* Dataset excerpts:
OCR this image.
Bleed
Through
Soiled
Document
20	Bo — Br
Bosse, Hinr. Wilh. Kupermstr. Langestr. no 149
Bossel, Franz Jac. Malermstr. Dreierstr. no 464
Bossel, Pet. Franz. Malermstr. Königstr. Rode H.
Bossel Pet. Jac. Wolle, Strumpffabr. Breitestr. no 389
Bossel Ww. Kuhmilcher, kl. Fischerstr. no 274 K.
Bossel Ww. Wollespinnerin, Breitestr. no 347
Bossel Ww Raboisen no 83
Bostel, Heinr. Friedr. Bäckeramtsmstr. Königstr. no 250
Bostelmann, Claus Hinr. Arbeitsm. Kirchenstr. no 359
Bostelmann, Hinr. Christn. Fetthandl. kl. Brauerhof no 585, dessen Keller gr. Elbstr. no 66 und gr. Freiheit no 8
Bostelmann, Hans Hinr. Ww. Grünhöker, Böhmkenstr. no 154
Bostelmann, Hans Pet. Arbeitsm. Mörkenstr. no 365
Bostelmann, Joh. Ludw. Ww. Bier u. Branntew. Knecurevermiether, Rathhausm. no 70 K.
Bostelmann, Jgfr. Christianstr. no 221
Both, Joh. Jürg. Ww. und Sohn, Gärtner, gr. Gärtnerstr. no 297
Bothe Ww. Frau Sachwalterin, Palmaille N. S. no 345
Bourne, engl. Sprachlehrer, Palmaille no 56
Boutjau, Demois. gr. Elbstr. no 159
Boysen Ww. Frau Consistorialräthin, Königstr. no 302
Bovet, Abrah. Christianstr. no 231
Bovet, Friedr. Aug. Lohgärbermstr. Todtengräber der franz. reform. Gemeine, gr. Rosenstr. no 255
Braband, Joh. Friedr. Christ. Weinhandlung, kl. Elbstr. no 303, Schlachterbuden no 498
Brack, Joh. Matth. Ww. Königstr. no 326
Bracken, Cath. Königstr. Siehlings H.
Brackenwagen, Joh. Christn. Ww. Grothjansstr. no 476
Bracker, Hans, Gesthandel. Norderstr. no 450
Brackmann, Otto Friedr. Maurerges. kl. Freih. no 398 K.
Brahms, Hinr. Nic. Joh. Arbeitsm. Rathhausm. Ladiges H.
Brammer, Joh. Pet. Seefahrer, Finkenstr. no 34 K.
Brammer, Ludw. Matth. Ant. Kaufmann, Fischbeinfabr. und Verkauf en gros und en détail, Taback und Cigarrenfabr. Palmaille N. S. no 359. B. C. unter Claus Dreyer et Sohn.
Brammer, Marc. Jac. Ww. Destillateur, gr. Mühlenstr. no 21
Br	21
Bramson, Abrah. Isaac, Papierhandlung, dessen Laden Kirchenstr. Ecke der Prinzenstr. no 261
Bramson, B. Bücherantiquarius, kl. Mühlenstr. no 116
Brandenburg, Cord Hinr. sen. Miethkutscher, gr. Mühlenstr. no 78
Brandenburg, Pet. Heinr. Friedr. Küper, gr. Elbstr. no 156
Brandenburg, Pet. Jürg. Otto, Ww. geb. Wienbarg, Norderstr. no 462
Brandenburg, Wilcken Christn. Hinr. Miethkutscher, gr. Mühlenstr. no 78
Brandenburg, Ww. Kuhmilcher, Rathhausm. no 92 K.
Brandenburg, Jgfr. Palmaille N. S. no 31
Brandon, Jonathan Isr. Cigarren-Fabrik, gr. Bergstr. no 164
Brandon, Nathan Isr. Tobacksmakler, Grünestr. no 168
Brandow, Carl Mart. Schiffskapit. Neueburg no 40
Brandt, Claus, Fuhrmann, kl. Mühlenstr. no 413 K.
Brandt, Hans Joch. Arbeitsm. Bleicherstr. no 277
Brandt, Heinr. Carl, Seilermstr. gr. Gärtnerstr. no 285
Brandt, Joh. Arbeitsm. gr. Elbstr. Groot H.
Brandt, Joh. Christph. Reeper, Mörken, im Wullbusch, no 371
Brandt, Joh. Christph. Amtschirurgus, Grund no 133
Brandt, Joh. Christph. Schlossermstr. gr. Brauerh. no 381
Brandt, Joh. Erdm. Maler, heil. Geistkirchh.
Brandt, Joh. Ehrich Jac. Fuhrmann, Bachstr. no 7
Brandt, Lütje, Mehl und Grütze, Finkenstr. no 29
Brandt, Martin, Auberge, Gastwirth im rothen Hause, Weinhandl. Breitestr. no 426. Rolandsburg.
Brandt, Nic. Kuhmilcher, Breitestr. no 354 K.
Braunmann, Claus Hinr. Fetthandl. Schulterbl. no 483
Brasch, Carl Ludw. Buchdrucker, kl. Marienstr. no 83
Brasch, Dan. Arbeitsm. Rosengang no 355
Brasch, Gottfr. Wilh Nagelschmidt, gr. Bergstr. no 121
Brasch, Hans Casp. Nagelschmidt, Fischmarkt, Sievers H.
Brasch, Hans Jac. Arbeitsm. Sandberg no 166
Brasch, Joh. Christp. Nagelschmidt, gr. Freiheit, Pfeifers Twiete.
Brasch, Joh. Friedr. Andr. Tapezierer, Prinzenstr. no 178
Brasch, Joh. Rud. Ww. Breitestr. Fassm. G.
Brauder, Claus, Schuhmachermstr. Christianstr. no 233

* Required work:
Go through the material and copy out every line with "Matth" in it.

* Result:
Brack, Joh. Matth. Ww. Königstr. no 326
Brammer, Ludw. Matth. Ant. Kaufmann, Fischbeinfabr. und Verkauf en gros und en détail, Taback und Cigarrenfabr. Palmaille N. S. no 359. B. C. unter Claus Dreyer et Sohn.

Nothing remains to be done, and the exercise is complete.